*DATA SECTION*:

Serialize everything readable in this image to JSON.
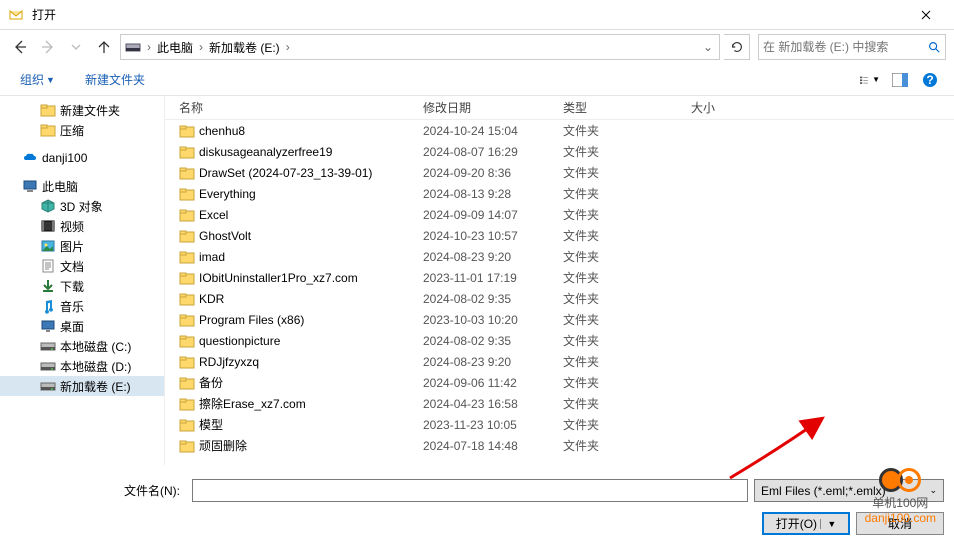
{
  "title": "打开",
  "breadcrumb": {
    "seg1": "此电脑",
    "seg2": "新加载卷 (E:)"
  },
  "search": {
    "placeholder": "在 新加载卷 (E:) 中搜索"
  },
  "toolbar": {
    "organize": "组织",
    "newfolder": "新建文件夹"
  },
  "columns": {
    "name": "名称",
    "date": "修改日期",
    "type": "类型",
    "size": "大小"
  },
  "sidebar": [
    {
      "label": "新建文件夹",
      "indent": 28,
      "icon": "folder"
    },
    {
      "label": "压缩",
      "indent": 28,
      "icon": "folder"
    },
    {
      "label": "",
      "indent": 0,
      "icon": "none"
    },
    {
      "label": "danji100",
      "indent": 10,
      "icon": "onedrive"
    },
    {
      "label": "",
      "indent": 0,
      "icon": "none"
    },
    {
      "label": "此电脑",
      "indent": 10,
      "icon": "pc"
    },
    {
      "label": "3D 对象",
      "indent": 28,
      "icon": "3d"
    },
    {
      "label": "视频",
      "indent": 28,
      "icon": "video"
    },
    {
      "label": "图片",
      "indent": 28,
      "icon": "pictures"
    },
    {
      "label": "文档",
      "indent": 28,
      "icon": "docs"
    },
    {
      "label": "下载",
      "indent": 28,
      "icon": "downloads"
    },
    {
      "label": "音乐",
      "indent": 28,
      "icon": "music"
    },
    {
      "label": "桌面",
      "indent": 28,
      "icon": "desktop"
    },
    {
      "label": "本地磁盘 (C:)",
      "indent": 28,
      "icon": "disk"
    },
    {
      "label": "本地磁盘 (D:)",
      "indent": 28,
      "icon": "disk"
    },
    {
      "label": "新加载卷 (E:)",
      "indent": 28,
      "icon": "disk",
      "selected": true
    }
  ],
  "files": [
    {
      "name": "chenhu8",
      "date": "2024-10-24 15:04",
      "type": "文件夹"
    },
    {
      "name": "diskusageanalyzerfree19",
      "date": "2024-08-07 16:29",
      "type": "文件夹"
    },
    {
      "name": "DrawSet (2024-07-23_13-39-01)",
      "date": "2024-09-20 8:36",
      "type": "文件夹"
    },
    {
      "name": "Everything",
      "date": "2024-08-13 9:28",
      "type": "文件夹"
    },
    {
      "name": "Excel",
      "date": "2024-09-09 14:07",
      "type": "文件夹"
    },
    {
      "name": "GhostVolt",
      "date": "2024-10-23 10:57",
      "type": "文件夹"
    },
    {
      "name": "imad",
      "date": "2024-08-23 9:20",
      "type": "文件夹"
    },
    {
      "name": "IObitUninstaller1Pro_xz7.com",
      "date": "2023-11-01 17:19",
      "type": "文件夹"
    },
    {
      "name": "KDR",
      "date": "2024-08-02 9:35",
      "type": "文件夹"
    },
    {
      "name": "Program Files (x86)",
      "date": "2023-10-03 10:20",
      "type": "文件夹"
    },
    {
      "name": "questionpicture",
      "date": "2024-08-02 9:35",
      "type": "文件夹"
    },
    {
      "name": "RDJjfzyxzq",
      "date": "2024-08-23 9:20",
      "type": "文件夹"
    },
    {
      "name": "备份",
      "date": "2024-09-06 11:42",
      "type": "文件夹"
    },
    {
      "name": "擦除Erase_xz7.com",
      "date": "2024-04-23 16:58",
      "type": "文件夹"
    },
    {
      "name": "模型",
      "date": "2023-11-23 10:05",
      "type": "文件夹"
    },
    {
      "name": "顽固删除",
      "date": "2024-07-18 14:48",
      "type": "文件夹"
    }
  ],
  "footer": {
    "filenameLabel": "文件名(N):",
    "filter": "Eml Files (*.eml;*.emlx)",
    "open": "打开(O)",
    "cancel": "取消"
  },
  "watermark": {
    "line1": "单机100网",
    "line2": "danji100.com"
  }
}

*WORK TO COMPLETE*: Quote every line of the records above exactly; no picture is to be copied.

*CORRECT RESULT*:
Serialize everything readable in this image to JSON.
{
  "title": "打开",
  "breadcrumb": {
    "seg1": "此电脑",
    "seg2": "新加载卷 (E:)"
  },
  "search": {
    "placeholder": "在 新加载卷 (E:) 中搜索"
  },
  "toolbar": {
    "organize": "组织",
    "newfolder": "新建文件夹"
  },
  "columns": {
    "name": "名称",
    "date": "修改日期",
    "type": "类型",
    "size": "大小"
  },
  "sidebar": [
    {
      "label": "新建文件夹",
      "indent": 28,
      "icon": "folder"
    },
    {
      "label": "压缩",
      "indent": 28,
      "icon": "folder"
    },
    {
      "label": "",
      "indent": 0,
      "icon": "none"
    },
    {
      "label": "danji100",
      "indent": 10,
      "icon": "onedrive"
    },
    {
      "label": "",
      "indent": 0,
      "icon": "none"
    },
    {
      "label": "此电脑",
      "indent": 10,
      "icon": "pc"
    },
    {
      "label": "3D 对象",
      "indent": 28,
      "icon": "3d"
    },
    {
      "label": "视频",
      "indent": 28,
      "icon": "video"
    },
    {
      "label": "图片",
      "indent": 28,
      "icon": "pictures"
    },
    {
      "label": "文档",
      "indent": 28,
      "icon": "docs"
    },
    {
      "label": "下载",
      "indent": 28,
      "icon": "downloads"
    },
    {
      "label": "音乐",
      "indent": 28,
      "icon": "music"
    },
    {
      "label": "桌面",
      "indent": 28,
      "icon": "desktop"
    },
    {
      "label": "本地磁盘 (C:)",
      "indent": 28,
      "icon": "disk"
    },
    {
      "label": "本地磁盘 (D:)",
      "indent": 28,
      "icon": "disk"
    },
    {
      "label": "新加载卷 (E:)",
      "indent": 28,
      "icon": "disk",
      "selected": true
    }
  ],
  "files": [
    {
      "name": "chenhu8",
      "date": "2024-10-24 15:04",
      "type": "文件夹"
    },
    {
      "name": "diskusageanalyzerfree19",
      "date": "2024-08-07 16:29",
      "type": "文件夹"
    },
    {
      "name": "DrawSet (2024-07-23_13-39-01)",
      "date": "2024-09-20 8:36",
      "type": "文件夹"
    },
    {
      "name": "Everything",
      "date": "2024-08-13 9:28",
      "type": "文件夹"
    },
    {
      "name": "Excel",
      "date": "2024-09-09 14:07",
      "type": "文件夹"
    },
    {
      "name": "GhostVolt",
      "date": "2024-10-23 10:57",
      "type": "文件夹"
    },
    {
      "name": "imad",
      "date": "2024-08-23 9:20",
      "type": "文件夹"
    },
    {
      "name": "IObitUninstaller1Pro_xz7.com",
      "date": "2023-11-01 17:19",
      "type": "文件夹"
    },
    {
      "name": "KDR",
      "date": "2024-08-02 9:35",
      "type": "文件夹"
    },
    {
      "name": "Program Files (x86)",
      "date": "2023-10-03 10:20",
      "type": "文件夹"
    },
    {
      "name": "questionpicture",
      "date": "2024-08-02 9:35",
      "type": "文件夹"
    },
    {
      "name": "RDJjfzyxzq",
      "date": "2024-08-23 9:20",
      "type": "文件夹"
    },
    {
      "name": "备份",
      "date": "2024-09-06 11:42",
      "type": "文件夹"
    },
    {
      "name": "擦除Erase_xz7.com",
      "date": "2024-04-23 16:58",
      "type": "文件夹"
    },
    {
      "name": "模型",
      "date": "2023-11-23 10:05",
      "type": "文件夹"
    },
    {
      "name": "顽固删除",
      "date": "2024-07-18 14:48",
      "type": "文件夹"
    }
  ],
  "footer": {
    "filenameLabel": "文件名(N):",
    "filter": "Eml Files (*.eml;*.emlx)",
    "open": "打开(O)",
    "cancel": "取消"
  },
  "watermark": {
    "line1": "单机100网",
    "line2": "danji100.com"
  }
}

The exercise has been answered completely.